- _SET TASK_
Tally the lines that hold the word "analysis" and reply with that figure only.

** start of DATA SUPPLIED **

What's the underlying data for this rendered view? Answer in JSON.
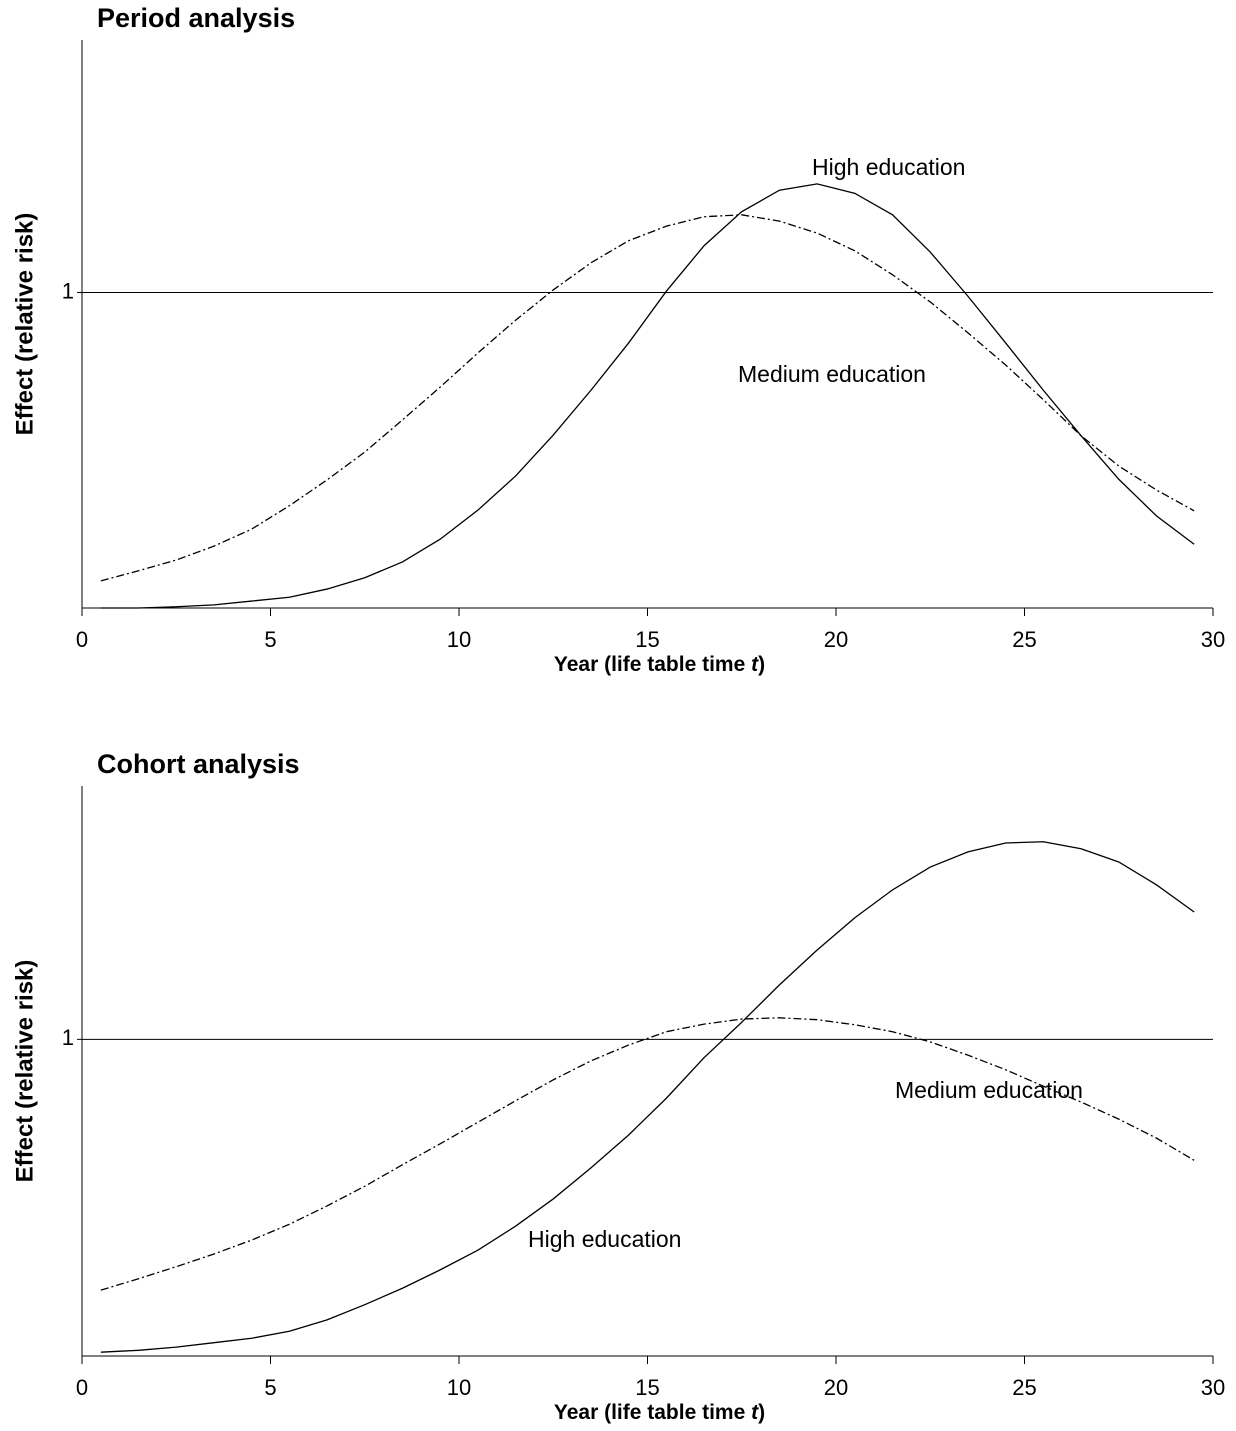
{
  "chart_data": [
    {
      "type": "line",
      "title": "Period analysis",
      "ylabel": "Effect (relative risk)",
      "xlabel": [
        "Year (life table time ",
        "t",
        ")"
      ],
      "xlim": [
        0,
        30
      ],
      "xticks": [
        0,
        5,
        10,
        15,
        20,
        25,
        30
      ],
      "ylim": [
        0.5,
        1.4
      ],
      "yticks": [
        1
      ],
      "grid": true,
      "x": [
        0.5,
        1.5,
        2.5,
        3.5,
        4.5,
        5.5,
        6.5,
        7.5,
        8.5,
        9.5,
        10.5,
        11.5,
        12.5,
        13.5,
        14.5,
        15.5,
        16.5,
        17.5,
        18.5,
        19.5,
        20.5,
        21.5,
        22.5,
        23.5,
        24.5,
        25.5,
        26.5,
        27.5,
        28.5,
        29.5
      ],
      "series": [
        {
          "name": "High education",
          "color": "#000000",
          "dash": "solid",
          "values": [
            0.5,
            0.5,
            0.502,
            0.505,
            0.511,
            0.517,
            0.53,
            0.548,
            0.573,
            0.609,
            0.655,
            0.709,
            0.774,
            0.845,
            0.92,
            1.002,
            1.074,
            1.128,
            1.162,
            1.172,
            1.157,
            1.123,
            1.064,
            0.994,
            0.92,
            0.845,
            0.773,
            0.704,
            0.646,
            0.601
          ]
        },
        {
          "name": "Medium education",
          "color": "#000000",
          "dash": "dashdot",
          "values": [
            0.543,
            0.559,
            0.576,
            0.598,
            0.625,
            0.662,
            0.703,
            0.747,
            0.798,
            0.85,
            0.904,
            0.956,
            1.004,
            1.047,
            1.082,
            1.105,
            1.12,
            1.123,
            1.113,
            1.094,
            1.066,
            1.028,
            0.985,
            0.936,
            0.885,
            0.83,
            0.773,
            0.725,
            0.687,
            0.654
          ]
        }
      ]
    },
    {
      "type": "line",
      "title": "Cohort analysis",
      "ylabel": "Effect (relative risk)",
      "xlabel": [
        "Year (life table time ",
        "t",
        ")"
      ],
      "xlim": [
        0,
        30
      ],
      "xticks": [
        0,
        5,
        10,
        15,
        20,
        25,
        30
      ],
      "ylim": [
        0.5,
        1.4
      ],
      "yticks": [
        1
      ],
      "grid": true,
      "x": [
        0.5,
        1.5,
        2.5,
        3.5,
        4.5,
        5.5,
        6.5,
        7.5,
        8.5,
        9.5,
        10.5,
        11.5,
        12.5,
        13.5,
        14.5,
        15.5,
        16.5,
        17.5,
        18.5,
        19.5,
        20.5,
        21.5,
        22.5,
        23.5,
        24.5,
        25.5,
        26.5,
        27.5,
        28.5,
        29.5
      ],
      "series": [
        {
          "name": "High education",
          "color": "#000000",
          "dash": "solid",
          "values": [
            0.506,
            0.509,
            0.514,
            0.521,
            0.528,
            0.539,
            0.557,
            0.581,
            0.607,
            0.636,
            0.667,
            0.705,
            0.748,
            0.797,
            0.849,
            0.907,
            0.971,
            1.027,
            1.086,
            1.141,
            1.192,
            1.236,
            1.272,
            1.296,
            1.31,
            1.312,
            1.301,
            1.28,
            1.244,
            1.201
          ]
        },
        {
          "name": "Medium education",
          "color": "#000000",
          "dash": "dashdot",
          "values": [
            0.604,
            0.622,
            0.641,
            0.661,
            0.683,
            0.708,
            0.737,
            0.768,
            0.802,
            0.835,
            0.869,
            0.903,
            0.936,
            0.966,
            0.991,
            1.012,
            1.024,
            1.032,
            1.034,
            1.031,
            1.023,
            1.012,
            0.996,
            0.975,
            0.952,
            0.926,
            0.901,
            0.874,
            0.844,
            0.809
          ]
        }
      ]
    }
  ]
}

** end of DATA SUPPLIED **
** start of DATA SUPPLIED **

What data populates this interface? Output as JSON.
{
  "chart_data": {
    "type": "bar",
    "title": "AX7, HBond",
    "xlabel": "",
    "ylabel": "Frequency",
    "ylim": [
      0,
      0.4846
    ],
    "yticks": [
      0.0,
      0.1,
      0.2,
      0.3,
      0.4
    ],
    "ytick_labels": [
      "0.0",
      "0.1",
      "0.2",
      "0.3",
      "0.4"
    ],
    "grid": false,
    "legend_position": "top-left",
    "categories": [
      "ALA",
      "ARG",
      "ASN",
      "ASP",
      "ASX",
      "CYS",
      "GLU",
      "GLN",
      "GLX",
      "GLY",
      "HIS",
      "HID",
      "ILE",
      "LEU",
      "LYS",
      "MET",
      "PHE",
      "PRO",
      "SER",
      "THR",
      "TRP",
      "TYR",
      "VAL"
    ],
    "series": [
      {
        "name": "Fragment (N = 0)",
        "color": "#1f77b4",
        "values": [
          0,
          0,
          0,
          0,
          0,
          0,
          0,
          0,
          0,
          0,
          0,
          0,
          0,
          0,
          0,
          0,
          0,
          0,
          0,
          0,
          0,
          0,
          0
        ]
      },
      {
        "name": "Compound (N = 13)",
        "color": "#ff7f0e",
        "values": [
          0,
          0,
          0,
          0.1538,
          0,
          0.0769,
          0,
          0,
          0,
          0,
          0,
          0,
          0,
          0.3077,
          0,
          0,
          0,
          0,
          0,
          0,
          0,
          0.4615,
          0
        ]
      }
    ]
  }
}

** end of DATA SUPPLIED **

- _EXERCISE RESULT_
2